### WRITTEN PROBLEM:
Scan the data below and pick out the lines containing the word "created".

* Begin INFORMATION SHOWN *

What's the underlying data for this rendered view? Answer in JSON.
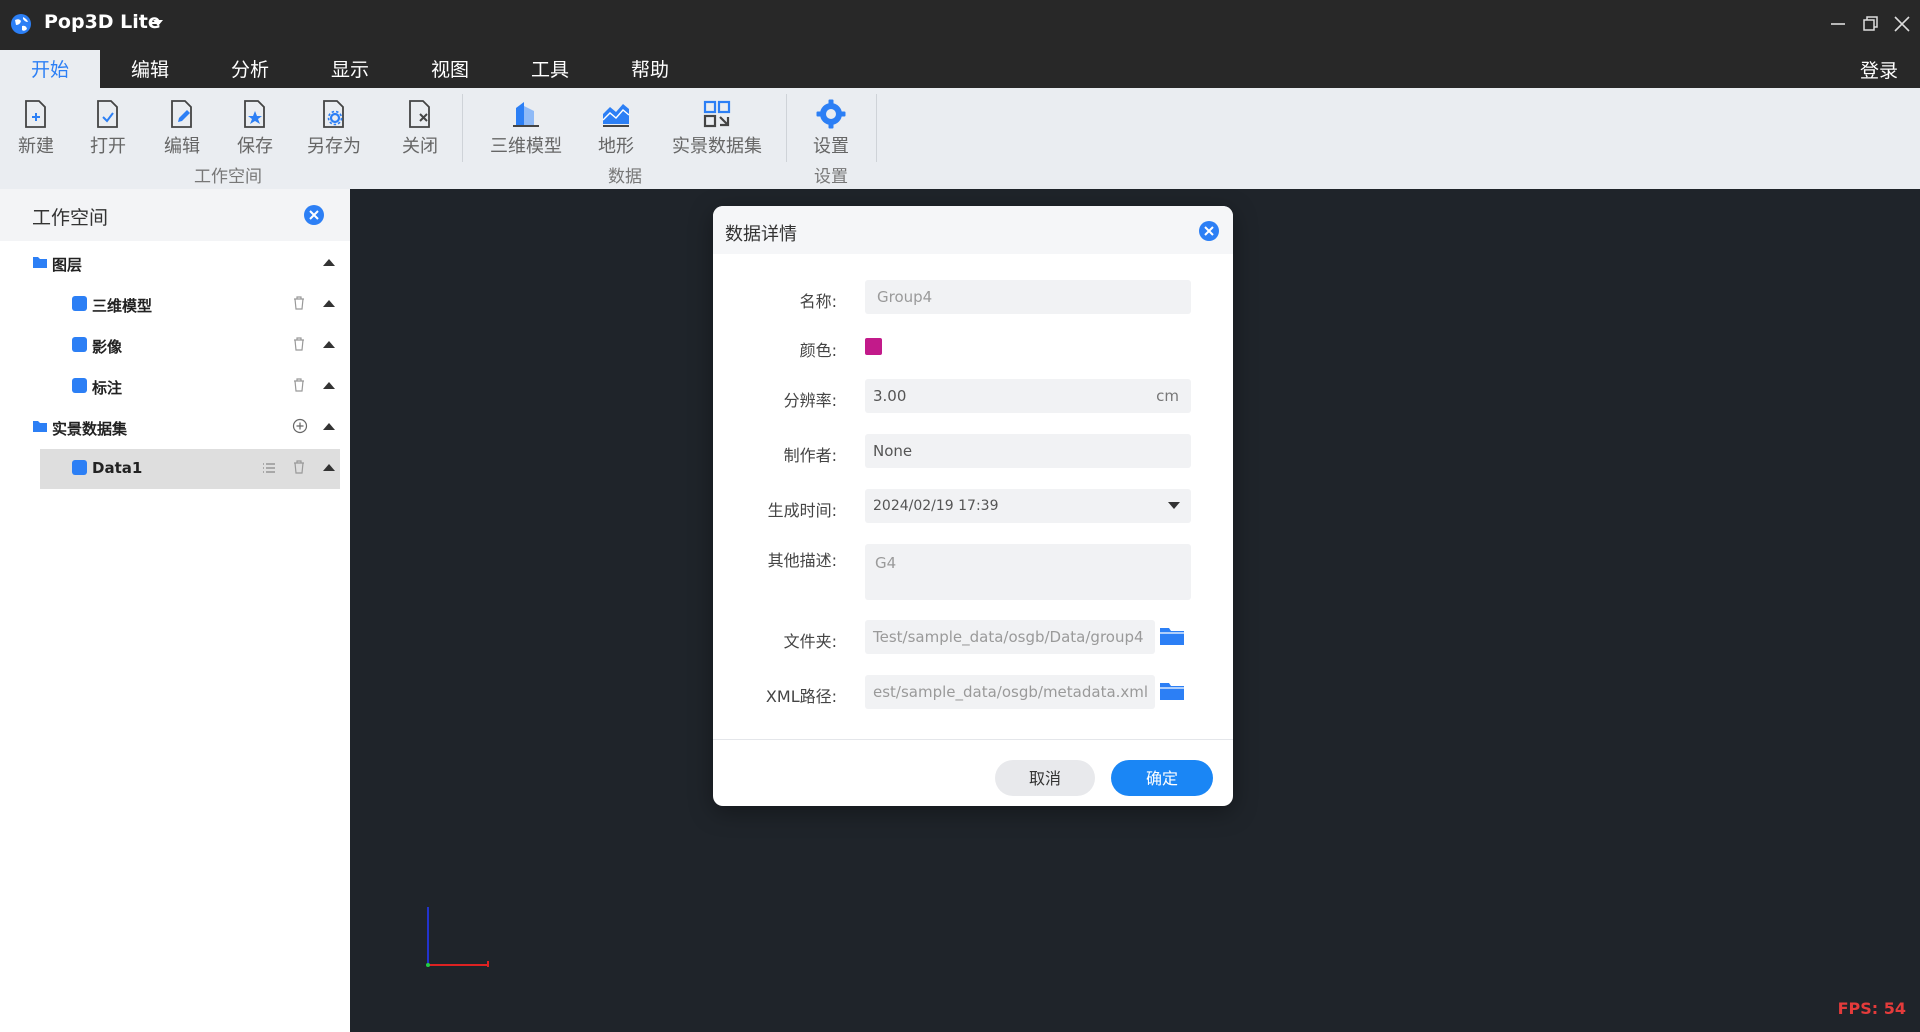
{
  "app": {
    "title": "Pop3D Lite",
    "login": "登录"
  },
  "menu": [
    "开始",
    "编辑",
    "分析",
    "显示",
    "视图",
    "工具",
    "帮助"
  ],
  "ribbon": {
    "workspace_tools": [
      "新建",
      "打开",
      "编辑",
      "保存",
      "另存为",
      "关闭"
    ],
    "data_tools": [
      "三维模型",
      "地形",
      "实景数据集"
    ],
    "settings_tools": [
      "设置"
    ],
    "group_labels": {
      "workspace": "工作空间",
      "data": "数据",
      "settings": "设置"
    }
  },
  "panel": {
    "title": "工作空间",
    "layers_group": "图层",
    "layers": [
      "三维模型",
      "影像",
      "标注"
    ],
    "dataset_group": "实景数据集",
    "datasets": [
      "Data1"
    ]
  },
  "dialog": {
    "title": "数据详情",
    "labels": {
      "name": "名称:",
      "color": "颜色:",
      "resolution": "分辨率:",
      "author": "制作者:",
      "created": "生成时间:",
      "description": "其他描述:",
      "folder": "文件夹:",
      "xml": "XML路径:"
    },
    "values": {
      "name": "Group4",
      "color": "#c21a8a",
      "resolution": "3.00",
      "resolution_unit": "cm",
      "author": "None",
      "created": "2024/02/19 17:39",
      "description": "G4",
      "folder": "Test/sample_data/osgb/Data/group4",
      "xml": "est/sample_data/osgb/metadata.xml"
    },
    "cancel": "取消",
    "ok": "确定"
  },
  "viewport": {
    "fps": "FPS: 54"
  },
  "colors": {
    "accent": "#2c7ff5",
    "titlebar": "#282828",
    "ribbon": "#eaedf1",
    "viewport": "#1f242a"
  }
}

* End INFORMATION SHOWN *

### REPLY TO THE TASK:
      "created": "生成时间:",
      "created": "2024/02/19 17:39",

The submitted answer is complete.